= Goal of the exercise =
Leave out the images and repeat the listing below without a single change.

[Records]
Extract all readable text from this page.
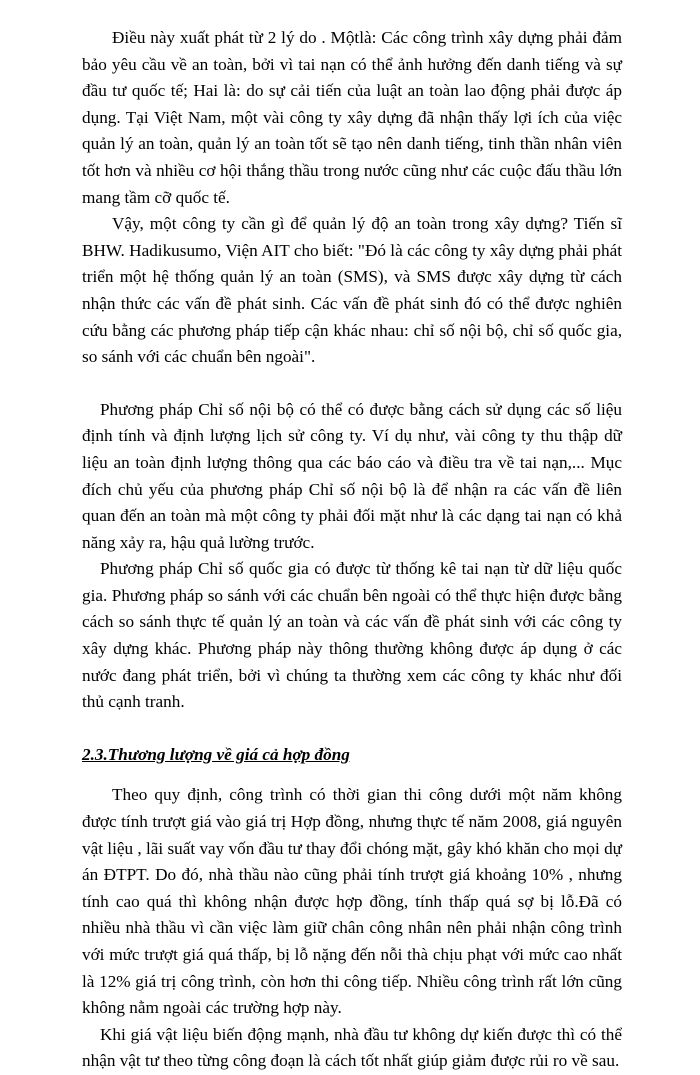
Điều này xuất phát từ 2 lý do . Mộtlà: Các công trình xây dựng phải đảm bảo yêu cầu về an toàn, bởi vì tai nạn có thể ảnh hưởng đến danh tiếng và sự đầu tư quốc tế; Hai là: do sự cải tiến của luật an toàn lao động phải được áp dụng. Tại Việt Nam, một vài công ty xây dựng đã nhận thấy lợi ích của việc quản lý an toàn, quản lý an toàn tốt sẽ tạo nên danh tiếng, tinh thần nhân viên tốt hơn và nhiều cơ hội thắng thầu trong nước cũng như các cuộc đấu thầu lớn mang tầm cỡ quốc tế.

Vậy, một công ty cần gì để quản lý độ an toàn trong xây dựng? Tiến sĩ BHW. Hadikusumo, Viện AIT cho biết: "Đó là các công ty xây dựng phải phát triển một hệ thống quản lý an toàn (SMS), và SMS được xây dựng từ cách nhận thức các vấn đề phát sinh. Các vấn đề phát sinh đó có thể được nghiên cứu bằng các phương pháp tiếp cận khác nhau: chỉ số nội bộ, chỉ số quốc gia, so sánh với các chuẩn bên ngoài".

Phương pháp Chỉ số nội bộ có thể có được bằng cách sử dụng các số liệu định tính và định lượng lịch sử công ty. Ví dụ như, vài công ty thu thập dữ liệu an toàn định lượng thông qua các báo cáo và điều tra về tai nạn,... Mục đích chủ yếu của phương pháp Chỉ số nội bộ là để nhận ra các vấn đề liên quan đến an toàn mà một công ty phải đối mặt như là các dạng tai nạn có khả năng xảy ra, hậu quả lường trước.

Phương pháp Chỉ số quốc gia có được từ thống kê tai nạn từ dữ liệu quốc gia. Phương pháp so sánh với các chuẩn bên ngoài có thể thực hiện được bằng cách so sánh thực tế quản lý an toàn và các vấn đề phát sinh với các công ty xây dựng khác. Phương pháp này thông thường không được áp dụng ở các nước đang phát triển, bởi vì chúng ta thường xem các công ty khác như đối thủ cạnh tranh.

2.3.Thương lượng về giá cả hợp đồng

Theo quy định, công trình có thời gian thi công dưới một năm không được tính trượt giá vào giá trị Hợp đồng, nhưng thực tế năm 2008, giá nguyên vật liệu , lãi suất vay vốn đầu tư thay đổi chóng mặt, gây khó khăn cho mọi dự án ĐTPT. Do đó, nhà thầu nào cũng phải tính trượt giá khoảng 10% , nhưng tính cao quá thì không nhận được hợp đồng, tính thấp quá sợ bị lỗ.Đã có nhiều nhà thầu vì cần việc làm giữ chân công nhân nên phải nhận công trình với mức trượt giá quá thấp, bị lỗ nặng đến nỗi thà chịu phạt với mức cao nhất là 12% giá trị công trình, còn hơn thi công tiếp. Nhiều công trình rất lớn cũng không nằm ngoài các trường hợp này.

Khi giá vật liệu biến động mạnh, nhà đầu tư không dự kiến được thì có thể nhận vật tư theo từng công đoạn là cách tốt nhất giúp giảm được rủi ro về sau.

= Problem solution =
Extract all readable text from this page.
Điều này xuất phát từ 2 lý do . Mộtlà: Các công trình xây dựng phải đảm bảo yêu cầu về an toàn, bởi vì tai nạn có thể ảnh hưởng đến danh tiếng và sự đầu tư quốc tế; Hai là: do sự cải tiến của luật an toàn lao động phải được áp dụng. Tại Việt Nam, một vài công ty xây dựng đã nhận thấy lợi ích của việc quản lý an toàn, quản lý an toàn tốt sẽ tạo nên danh tiếng, tinh thần nhân viên tốt hơn và nhiều cơ hội thắng thầu trong nước cũng như các cuộc đấu thầu lớn mang tầm cỡ quốc tế.

Vậy, một công ty cần gì để quản lý độ an toàn trong xây dựng? Tiến sĩ BHW. Hadikusumo, Viện AIT cho biết: "Đó là các công ty xây dựng phải phát triển một hệ thống quản lý an toàn (SMS), và SMS được xây dựng từ cách nhận thức các vấn đề phát sinh. Các vấn đề phát sinh đó có thể được nghiên cứu bằng các phương pháp tiếp cận khác nhau: chỉ số nội bộ, chỉ số quốc gia, so sánh với các chuẩn bên ngoài".

Phương pháp Chỉ số nội bộ có thể có được bằng cách sử dụng các số liệu định tính và định lượng lịch sử công ty. Ví dụ như, vài công ty thu thập dữ liệu an toàn định lượng thông qua các báo cáo và điều tra về tai nạn,... Mục đích chủ yếu của phương pháp Chỉ số nội bộ là để nhận ra các vấn đề liên quan đến an toàn mà một công ty phải đối mặt như là các dạng tai nạn có khả năng xảy ra, hậu quả lường trước.

Phương pháp Chỉ số quốc gia có được từ thống kê tai nạn từ dữ liệu quốc gia. Phương pháp so sánh với các chuẩn bên ngoài có thể thực hiện được bằng cách so sánh thực tế quản lý an toàn và các vấn đề phát sinh với các công ty xây dựng khác. Phương pháp này thông thường không được áp dụng ở các nước đang phát triển, bởi vì chúng ta thường xem các công ty khác như đối thủ cạnh tranh.

2.3.Thương lượng về giá cả hợp đồng

Theo quy định, công trình có thời gian thi công dưới một năm không được tính trượt giá vào giá trị Hợp đồng, nhưng thực tế năm 2008, giá nguyên vật liệu , lãi suất vay vốn đầu tư thay đổi chóng mặt, gây khó khăn cho mọi dự án ĐTPT. Do đó, nhà thầu nào cũng phải tính trượt giá khoảng 10% , nhưng tính cao quá thì không nhận được hợp đồng, tính thấp quá sợ bị lỗ.Đã có nhiều nhà thầu vì cần việc làm giữ chân công nhân nên phải nhận công trình với mức trượt giá quá thấp, bị lỗ nặng đến nỗi thà chịu phạt với mức cao nhất là 12% giá trị công trình, còn hơn thi công tiếp. Nhiều công trình rất lớn cũng không nằm ngoài các trường hợp này.

Khi giá vật liệu biến động mạnh, nhà đầu tư không dự kiến được thì có thể nhận vật tư theo từng công đoạn là cách tốt nhất giúp giảm được rủi ro về sau.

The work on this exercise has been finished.